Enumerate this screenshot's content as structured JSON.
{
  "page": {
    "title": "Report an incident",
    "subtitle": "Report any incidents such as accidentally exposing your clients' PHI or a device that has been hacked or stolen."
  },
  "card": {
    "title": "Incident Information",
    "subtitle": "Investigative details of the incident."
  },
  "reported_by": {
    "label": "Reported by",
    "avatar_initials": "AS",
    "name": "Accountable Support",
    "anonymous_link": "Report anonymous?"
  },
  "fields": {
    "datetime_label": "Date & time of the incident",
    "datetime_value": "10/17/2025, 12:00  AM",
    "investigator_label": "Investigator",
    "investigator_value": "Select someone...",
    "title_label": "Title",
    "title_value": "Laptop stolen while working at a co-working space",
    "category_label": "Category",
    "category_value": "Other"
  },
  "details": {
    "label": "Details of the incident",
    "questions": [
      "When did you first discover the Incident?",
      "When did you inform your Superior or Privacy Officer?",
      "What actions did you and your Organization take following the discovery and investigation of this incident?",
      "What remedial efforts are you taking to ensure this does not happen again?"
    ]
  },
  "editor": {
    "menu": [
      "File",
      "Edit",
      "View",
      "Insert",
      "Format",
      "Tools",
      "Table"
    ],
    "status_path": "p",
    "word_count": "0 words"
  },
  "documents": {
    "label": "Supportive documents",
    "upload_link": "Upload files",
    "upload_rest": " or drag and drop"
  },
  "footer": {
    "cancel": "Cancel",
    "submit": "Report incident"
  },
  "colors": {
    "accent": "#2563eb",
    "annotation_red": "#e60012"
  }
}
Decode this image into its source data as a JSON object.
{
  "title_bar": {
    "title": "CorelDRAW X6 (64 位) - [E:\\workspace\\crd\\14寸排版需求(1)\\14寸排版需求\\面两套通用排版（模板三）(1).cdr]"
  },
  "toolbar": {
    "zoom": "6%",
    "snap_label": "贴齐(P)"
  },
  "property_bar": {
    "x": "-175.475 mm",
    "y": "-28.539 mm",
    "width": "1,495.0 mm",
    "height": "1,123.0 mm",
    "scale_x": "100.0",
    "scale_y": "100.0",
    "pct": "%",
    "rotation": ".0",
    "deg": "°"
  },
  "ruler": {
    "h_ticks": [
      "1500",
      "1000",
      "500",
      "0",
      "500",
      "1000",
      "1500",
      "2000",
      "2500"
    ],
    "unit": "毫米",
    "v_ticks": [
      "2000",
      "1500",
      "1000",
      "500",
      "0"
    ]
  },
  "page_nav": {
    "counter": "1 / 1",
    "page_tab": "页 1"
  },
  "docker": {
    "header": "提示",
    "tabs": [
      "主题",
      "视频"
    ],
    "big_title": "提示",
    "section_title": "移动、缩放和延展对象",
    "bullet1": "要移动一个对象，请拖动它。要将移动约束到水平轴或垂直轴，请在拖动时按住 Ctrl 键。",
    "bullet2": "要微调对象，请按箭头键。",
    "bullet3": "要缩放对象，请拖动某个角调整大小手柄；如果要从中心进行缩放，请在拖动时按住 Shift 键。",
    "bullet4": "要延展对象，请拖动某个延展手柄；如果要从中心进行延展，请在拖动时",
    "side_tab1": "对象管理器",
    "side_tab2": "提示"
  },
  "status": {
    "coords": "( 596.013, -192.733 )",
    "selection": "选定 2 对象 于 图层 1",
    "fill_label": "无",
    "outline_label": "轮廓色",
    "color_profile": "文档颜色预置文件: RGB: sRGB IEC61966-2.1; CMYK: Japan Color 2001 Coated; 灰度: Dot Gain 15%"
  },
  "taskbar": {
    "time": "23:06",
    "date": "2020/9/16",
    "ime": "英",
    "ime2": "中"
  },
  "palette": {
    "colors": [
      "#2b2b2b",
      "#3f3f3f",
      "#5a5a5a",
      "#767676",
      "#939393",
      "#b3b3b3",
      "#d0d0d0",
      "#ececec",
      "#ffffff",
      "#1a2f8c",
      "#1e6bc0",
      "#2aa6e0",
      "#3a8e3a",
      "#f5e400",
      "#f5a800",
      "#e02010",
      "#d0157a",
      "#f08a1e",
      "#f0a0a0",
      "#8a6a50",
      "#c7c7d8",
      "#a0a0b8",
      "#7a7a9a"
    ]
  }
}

* * *

> _Task goal_: Each line of the listing should be copied exactly.

> _Output for this task_:
Enumerate this screenshot's content as structured JSON.
{
  "page": {
    "title": "Report an incident",
    "subtitle": "Report any incidents such as accidentally exposing your clients' PHI or a device that has been hacked or stolen."
  },
  "card": {
    "title": "Incident Information",
    "subtitle": "Investigative details of the incident."
  },
  "reported_by": {
    "label": "Reported by",
    "avatar_initials": "AS",
    "name": "Accountable Support",
    "anonymous_link": "Report anonymous?"
  },
  "fields": {
    "datetime_label": "Date & time of the incident",
    "datetime_value": "10/17/2025, 12:00  AM",
    "investigator_label": "Investigator",
    "investigator_value": "Select someone...",
    "title_label": "Title",
    "title_value": "Laptop stolen while working at a co-working space",
    "category_label": "Category",
    "category_value": "Other"
  },
  "details": {
    "label": "Details of the incident",
    "questions": [
      "When did you first discover the Incident?",
      "When did you inform your Superior or Privacy Officer?",
      "What actions did you and your Organization take following the discovery and investigation of this incident?",
      "What remedial efforts are you taking to ensure this does not happen again?"
    ]
  },
  "editor": {
    "menu": [
      "File",
      "Edit",
      "View",
      "Insert",
      "Format",
      "Tools",
      "Table"
    ],
    "status_path": "p",
    "word_count": "0 words"
  },
  "documents": {
    "label": "Supportive documents",
    "upload_link": "Upload files",
    "upload_rest": " or drag and drop"
  },
  "footer": {
    "cancel": "Cancel",
    "submit": "Report incident"
  },
  "colors": {
    "accent": "#2563eb",
    "annotation_red": "#e60012"
  }
}
Decode this image into its source data as a JSON object.
{
  "title_bar": {
    "title": "CorelDRAW X6 (64 位) - [E:\\workspace\\crd\\14寸排版需求(1)\\14寸排版需求\\面两套通用排版（模板三）(1).cdr]"
  },
  "toolbar": {
    "zoom": "6%",
    "snap_label": "贴齐(P)"
  },
  "property_bar": {
    "x": "-175.475 mm",
    "y": "-28.539 mm",
    "width": "1,495.0 mm",
    "height": "1,123.0 mm",
    "scale_x": "100.0",
    "scale_y": "100.0",
    "pct": "%",
    "rotation": ".0",
    "deg": "°"
  },
  "ruler": {
    "h_ticks": [
      "1500",
      "1000",
      "500",
      "0",
      "500",
      "1000",
      "1500",
      "2000",
      "2500"
    ],
    "unit": "毫米",
    "v_ticks": [
      "2000",
      "1500",
      "1000",
      "500",
      "0"
    ]
  },
  "page_nav": {
    "counter": "1 / 1",
    "page_tab": "页 1"
  },
  "docker": {
    "header": "提示",
    "tabs": [
      "主题",
      "视频"
    ],
    "big_title": "提示",
    "section_title": "移动、缩放和延展对象",
    "bullet1": "要移动一个对象，请拖动它。要将移动约束到水平轴或垂直轴，请在拖动时按住 Ctrl 键。",
    "bullet2": "要微调对象，请按箭头键。",
    "bullet3": "要缩放对象，请拖动某个角调整大小手柄；如果要从中心进行缩放，请在拖动时按住 Shift 键。",
    "bullet4": "要延展对象，请拖动某个延展手柄；如果要从中心进行延展，请在拖动时",
    "side_tab1": "对象管理器",
    "side_tab2": "提示"
  },
  "status": {
    "coords": "( 596.013, -192.733 )",
    "selection": "选定 2 对象 于 图层 1",
    "fill_label": "无",
    "outline_label": "轮廓色",
    "color_profile": "文档颜色预置文件: RGB: sRGB IEC61966-2.1; CMYK: Japan Color 2001 Coated; 灰度: Dot Gain 15%"
  },
  "taskbar": {
    "time": "23:06",
    "date": "2020/9/16",
    "ime": "英",
    "ime2": "中"
  },
  "palette": {
    "colors": [
      "#2b2b2b",
      "#3f3f3f",
      "#5a5a5a",
      "#767676",
      "#939393",
      "#b3b3b3",
      "#d0d0d0",
      "#ececec",
      "#ffffff",
      "#1a2f8c",
      "#1e6bc0",
      "#2aa6e0",
      "#3a8e3a",
      "#f5e400",
      "#f5a800",
      "#e02010",
      "#d0157a",
      "#f08a1e",
      "#f0a0a0",
      "#8a6a50",
      "#c7c7d8",
      "#a0a0b8",
      "#7a7a9a"
    ]
  }
}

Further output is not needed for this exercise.